TO DO:
Go through the entries below and collect each line with the string "Schedule" in it.

A block of data:
---
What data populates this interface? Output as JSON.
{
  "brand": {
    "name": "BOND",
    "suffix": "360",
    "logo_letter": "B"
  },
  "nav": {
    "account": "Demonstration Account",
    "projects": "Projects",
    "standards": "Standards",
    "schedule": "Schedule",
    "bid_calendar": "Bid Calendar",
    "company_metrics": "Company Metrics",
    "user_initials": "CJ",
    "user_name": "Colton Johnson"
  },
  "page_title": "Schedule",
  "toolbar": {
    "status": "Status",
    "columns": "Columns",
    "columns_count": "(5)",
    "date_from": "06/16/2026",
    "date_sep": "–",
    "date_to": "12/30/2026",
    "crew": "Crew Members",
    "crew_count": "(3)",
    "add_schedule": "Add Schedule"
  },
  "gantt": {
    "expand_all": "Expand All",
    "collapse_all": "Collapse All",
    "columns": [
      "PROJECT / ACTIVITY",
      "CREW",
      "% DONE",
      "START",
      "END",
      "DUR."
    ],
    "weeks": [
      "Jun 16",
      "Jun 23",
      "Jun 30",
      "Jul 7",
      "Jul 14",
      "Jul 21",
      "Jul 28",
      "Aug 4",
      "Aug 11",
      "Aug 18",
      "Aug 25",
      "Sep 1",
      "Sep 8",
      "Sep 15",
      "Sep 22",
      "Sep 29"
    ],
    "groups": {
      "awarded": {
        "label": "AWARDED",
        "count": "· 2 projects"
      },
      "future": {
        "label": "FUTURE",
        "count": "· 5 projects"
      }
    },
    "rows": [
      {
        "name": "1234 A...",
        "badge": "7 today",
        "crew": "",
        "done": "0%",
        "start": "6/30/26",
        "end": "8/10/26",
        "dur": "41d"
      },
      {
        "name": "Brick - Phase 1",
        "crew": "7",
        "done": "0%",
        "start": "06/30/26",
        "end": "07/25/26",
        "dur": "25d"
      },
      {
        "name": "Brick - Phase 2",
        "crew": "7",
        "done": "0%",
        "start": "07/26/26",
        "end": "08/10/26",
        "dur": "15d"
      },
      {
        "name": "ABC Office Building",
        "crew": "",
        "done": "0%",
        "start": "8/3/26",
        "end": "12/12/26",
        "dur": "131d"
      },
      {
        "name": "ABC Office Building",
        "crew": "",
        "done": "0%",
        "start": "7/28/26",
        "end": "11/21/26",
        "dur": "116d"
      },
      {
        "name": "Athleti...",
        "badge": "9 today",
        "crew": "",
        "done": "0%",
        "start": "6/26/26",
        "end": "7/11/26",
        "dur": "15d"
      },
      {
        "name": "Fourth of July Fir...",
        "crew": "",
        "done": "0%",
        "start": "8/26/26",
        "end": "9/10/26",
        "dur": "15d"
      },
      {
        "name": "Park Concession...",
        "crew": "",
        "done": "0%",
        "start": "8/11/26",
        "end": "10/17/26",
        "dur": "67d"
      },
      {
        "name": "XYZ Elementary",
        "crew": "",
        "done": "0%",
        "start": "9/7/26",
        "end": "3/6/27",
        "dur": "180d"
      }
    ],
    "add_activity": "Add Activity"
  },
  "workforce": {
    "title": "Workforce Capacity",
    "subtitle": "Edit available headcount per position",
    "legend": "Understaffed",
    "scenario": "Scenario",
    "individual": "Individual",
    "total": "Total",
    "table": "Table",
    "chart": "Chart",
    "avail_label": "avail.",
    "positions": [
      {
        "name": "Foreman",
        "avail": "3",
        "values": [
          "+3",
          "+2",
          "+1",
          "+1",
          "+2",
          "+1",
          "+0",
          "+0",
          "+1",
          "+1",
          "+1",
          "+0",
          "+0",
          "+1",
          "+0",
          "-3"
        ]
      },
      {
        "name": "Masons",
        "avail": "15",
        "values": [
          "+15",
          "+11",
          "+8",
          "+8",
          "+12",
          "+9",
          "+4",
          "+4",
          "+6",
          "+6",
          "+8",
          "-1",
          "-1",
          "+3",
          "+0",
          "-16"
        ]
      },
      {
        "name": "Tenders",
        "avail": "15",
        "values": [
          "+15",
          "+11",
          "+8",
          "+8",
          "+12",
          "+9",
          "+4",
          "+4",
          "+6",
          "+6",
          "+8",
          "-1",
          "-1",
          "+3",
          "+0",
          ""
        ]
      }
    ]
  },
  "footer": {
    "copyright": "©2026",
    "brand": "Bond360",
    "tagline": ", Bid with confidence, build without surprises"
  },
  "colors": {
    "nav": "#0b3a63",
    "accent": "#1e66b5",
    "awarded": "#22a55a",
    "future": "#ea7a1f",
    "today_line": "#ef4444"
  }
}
---
TASK SOLUTION:
    "schedule": "Schedule",
  "page_title": "Schedule",
    "add_schedule": "Add Schedule"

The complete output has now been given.